[TASK STATEMENT]
Tally the lines of the listing that contain the string "hist". Give the number and nothing else.

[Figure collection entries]
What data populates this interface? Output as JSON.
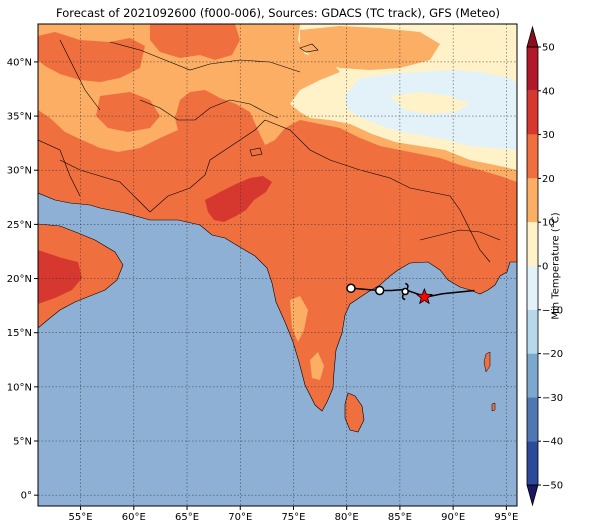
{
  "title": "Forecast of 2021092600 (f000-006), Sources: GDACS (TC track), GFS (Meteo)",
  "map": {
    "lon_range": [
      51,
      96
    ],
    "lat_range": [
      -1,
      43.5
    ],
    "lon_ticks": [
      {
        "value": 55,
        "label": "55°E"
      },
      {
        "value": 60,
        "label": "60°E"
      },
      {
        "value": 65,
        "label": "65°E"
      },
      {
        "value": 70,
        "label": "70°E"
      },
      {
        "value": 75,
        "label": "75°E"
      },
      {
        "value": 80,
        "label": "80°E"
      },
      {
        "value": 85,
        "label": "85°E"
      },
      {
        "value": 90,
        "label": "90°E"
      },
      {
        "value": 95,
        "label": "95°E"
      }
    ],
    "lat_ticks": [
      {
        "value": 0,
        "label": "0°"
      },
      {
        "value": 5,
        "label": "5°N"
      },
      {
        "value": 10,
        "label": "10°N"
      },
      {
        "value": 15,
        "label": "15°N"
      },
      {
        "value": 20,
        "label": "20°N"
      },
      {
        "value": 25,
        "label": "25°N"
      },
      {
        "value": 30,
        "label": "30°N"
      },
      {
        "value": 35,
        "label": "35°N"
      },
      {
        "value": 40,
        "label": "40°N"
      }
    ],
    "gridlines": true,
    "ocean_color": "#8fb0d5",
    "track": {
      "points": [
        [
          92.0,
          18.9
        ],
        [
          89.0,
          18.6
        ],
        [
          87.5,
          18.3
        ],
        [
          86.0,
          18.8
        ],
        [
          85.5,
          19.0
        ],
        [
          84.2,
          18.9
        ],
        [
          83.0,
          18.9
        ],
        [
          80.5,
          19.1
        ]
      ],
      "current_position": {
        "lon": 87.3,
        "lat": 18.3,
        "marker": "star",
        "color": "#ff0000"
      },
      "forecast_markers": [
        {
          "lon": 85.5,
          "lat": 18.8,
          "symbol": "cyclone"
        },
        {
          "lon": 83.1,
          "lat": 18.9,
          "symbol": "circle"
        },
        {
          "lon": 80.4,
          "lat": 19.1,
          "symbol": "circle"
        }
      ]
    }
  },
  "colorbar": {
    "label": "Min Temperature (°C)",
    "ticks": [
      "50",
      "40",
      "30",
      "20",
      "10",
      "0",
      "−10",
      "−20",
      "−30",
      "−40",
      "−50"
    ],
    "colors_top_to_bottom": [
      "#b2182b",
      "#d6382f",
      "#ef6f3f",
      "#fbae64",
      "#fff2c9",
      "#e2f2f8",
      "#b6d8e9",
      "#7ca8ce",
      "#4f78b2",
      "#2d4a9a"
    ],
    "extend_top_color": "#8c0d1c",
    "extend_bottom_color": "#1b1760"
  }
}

* * *

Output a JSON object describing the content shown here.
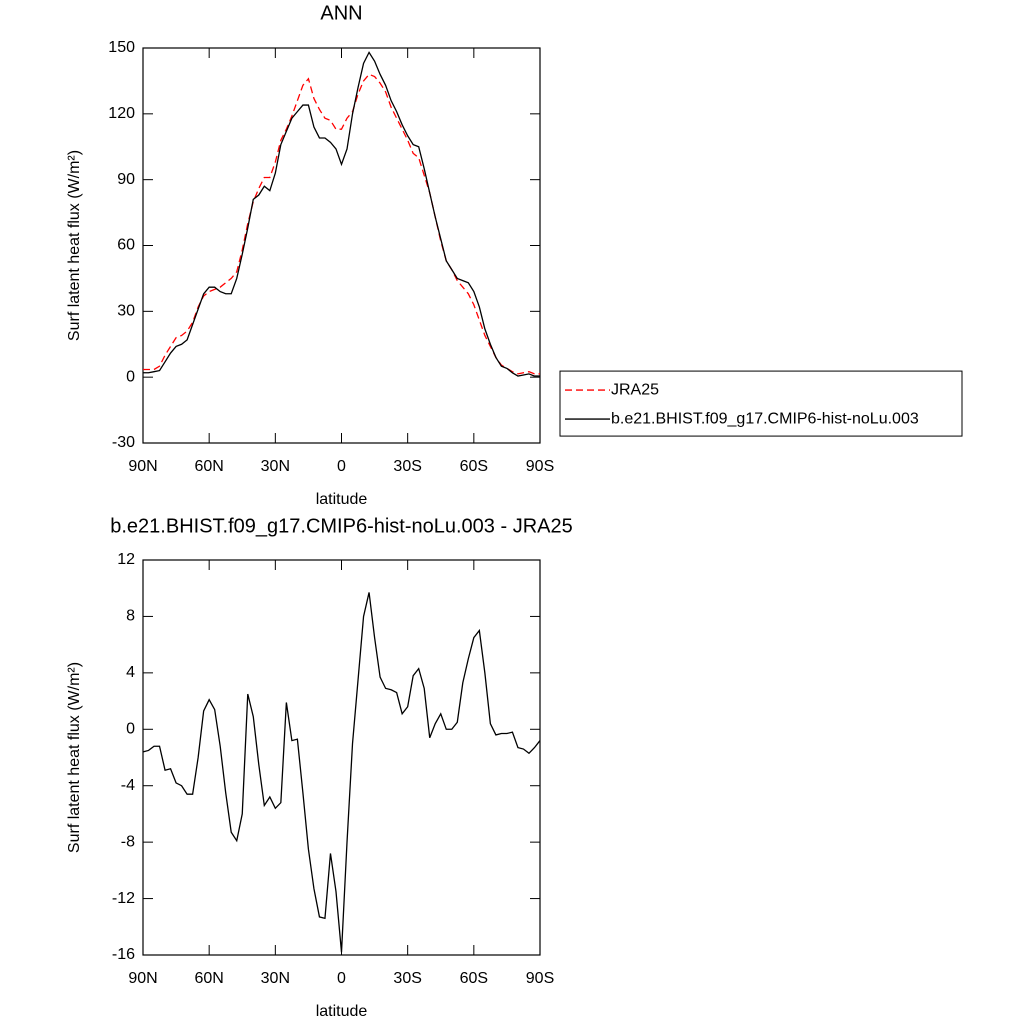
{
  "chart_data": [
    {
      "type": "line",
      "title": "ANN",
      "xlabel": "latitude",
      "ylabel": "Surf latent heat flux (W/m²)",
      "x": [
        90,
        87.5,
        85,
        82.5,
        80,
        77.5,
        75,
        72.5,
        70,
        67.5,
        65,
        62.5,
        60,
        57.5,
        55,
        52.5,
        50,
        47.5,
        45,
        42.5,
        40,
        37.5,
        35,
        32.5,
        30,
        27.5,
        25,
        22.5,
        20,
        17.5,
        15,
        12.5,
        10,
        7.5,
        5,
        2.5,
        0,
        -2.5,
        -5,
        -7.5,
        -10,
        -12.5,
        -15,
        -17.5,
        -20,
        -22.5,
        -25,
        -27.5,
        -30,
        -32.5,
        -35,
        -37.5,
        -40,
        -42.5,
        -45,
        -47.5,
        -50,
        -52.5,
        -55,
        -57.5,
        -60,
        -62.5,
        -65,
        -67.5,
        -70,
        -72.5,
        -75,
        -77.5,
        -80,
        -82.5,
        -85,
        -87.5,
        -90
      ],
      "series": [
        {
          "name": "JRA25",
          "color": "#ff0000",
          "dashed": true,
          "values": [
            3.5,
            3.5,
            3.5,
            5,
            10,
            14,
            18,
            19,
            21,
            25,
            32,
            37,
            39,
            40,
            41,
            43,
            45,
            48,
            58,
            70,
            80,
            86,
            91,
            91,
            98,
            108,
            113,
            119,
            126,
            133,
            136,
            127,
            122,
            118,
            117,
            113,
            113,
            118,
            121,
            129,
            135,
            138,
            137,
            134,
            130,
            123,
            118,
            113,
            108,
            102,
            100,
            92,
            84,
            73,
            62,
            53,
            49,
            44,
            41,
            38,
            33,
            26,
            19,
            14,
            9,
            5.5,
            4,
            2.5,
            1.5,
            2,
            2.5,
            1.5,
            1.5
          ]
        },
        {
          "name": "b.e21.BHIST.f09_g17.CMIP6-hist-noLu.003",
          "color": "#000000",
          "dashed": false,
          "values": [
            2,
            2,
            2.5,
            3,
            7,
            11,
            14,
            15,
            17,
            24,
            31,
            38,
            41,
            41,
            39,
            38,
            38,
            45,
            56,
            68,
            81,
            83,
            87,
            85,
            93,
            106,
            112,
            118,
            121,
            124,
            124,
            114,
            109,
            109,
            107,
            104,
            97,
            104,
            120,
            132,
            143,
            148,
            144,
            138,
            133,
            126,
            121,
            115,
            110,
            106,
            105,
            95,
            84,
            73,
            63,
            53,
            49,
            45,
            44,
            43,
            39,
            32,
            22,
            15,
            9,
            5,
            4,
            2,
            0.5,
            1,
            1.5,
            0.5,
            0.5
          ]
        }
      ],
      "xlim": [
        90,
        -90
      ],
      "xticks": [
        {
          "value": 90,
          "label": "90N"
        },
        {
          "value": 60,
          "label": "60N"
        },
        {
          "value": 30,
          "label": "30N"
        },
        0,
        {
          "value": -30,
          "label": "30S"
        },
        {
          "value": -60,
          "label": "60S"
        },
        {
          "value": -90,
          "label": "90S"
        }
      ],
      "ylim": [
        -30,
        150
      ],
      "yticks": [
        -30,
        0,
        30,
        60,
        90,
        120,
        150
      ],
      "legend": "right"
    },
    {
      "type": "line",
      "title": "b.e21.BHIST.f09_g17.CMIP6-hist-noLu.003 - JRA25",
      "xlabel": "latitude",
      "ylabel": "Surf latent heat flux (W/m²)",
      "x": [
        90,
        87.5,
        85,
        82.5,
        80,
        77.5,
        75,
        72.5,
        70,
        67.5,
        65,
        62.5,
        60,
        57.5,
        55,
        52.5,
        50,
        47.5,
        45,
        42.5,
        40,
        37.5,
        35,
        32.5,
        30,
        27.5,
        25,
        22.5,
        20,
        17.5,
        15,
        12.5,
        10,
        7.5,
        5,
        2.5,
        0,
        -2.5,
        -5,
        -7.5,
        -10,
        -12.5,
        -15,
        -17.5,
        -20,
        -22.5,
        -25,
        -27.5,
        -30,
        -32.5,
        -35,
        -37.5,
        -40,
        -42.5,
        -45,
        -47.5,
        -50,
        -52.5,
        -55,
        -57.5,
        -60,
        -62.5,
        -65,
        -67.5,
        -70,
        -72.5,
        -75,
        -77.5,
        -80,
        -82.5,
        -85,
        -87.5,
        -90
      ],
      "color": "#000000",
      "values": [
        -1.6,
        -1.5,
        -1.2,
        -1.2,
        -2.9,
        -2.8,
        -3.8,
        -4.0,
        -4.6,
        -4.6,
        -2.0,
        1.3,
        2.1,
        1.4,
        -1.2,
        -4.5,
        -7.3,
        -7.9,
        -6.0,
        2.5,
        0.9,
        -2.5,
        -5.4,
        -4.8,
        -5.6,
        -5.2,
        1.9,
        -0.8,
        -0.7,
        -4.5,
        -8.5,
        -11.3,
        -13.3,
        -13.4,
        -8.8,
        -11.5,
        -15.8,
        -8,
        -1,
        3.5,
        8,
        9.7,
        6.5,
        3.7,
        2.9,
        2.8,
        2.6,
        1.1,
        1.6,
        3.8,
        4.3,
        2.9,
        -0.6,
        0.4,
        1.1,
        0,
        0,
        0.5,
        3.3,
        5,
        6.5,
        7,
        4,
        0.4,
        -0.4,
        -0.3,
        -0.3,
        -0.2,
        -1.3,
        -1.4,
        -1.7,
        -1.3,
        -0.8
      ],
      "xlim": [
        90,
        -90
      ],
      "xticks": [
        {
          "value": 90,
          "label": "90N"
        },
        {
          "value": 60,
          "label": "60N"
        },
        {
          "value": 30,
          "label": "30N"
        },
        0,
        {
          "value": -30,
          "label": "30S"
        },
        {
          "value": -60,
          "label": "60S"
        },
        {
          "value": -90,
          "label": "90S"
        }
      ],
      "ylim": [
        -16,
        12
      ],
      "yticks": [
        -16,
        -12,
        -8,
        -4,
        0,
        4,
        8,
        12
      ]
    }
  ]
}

--

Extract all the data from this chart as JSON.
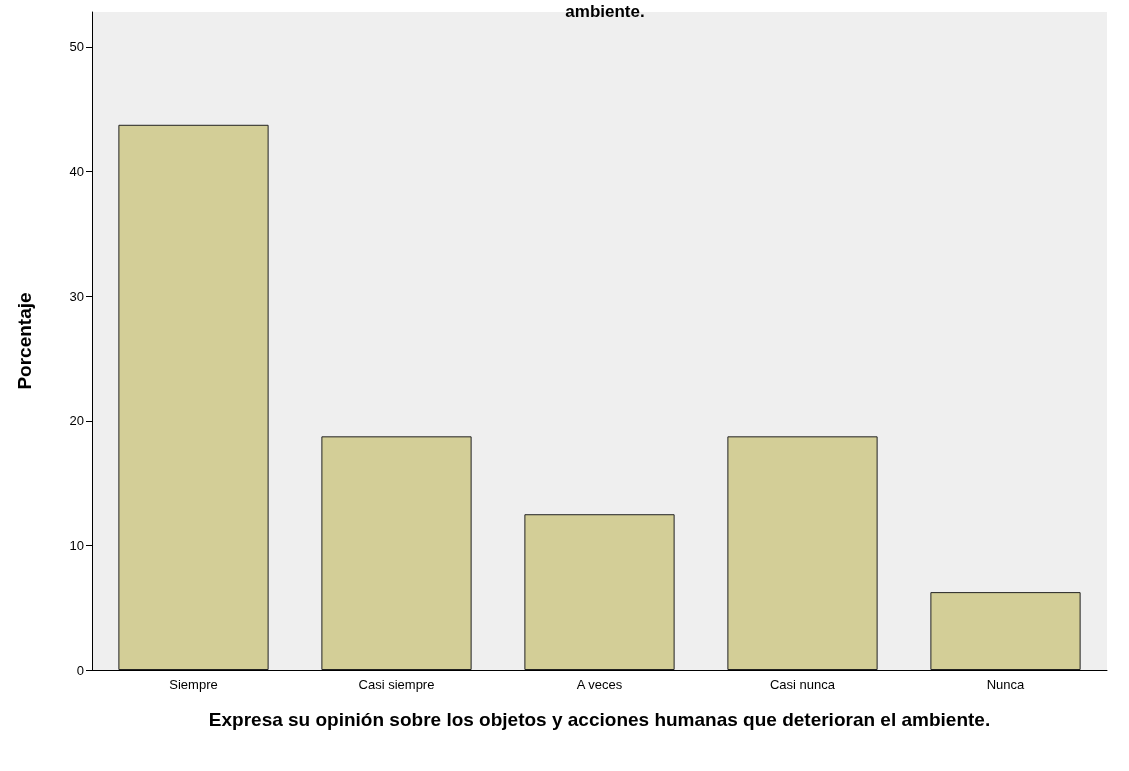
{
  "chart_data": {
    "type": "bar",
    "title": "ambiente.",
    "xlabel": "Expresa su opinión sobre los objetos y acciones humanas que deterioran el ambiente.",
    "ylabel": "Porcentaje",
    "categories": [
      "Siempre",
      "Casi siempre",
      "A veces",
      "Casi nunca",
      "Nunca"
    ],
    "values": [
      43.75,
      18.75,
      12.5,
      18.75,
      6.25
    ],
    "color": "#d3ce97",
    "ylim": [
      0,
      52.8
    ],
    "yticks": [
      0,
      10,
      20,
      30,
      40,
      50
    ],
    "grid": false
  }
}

[EXERCISE RESULT]
2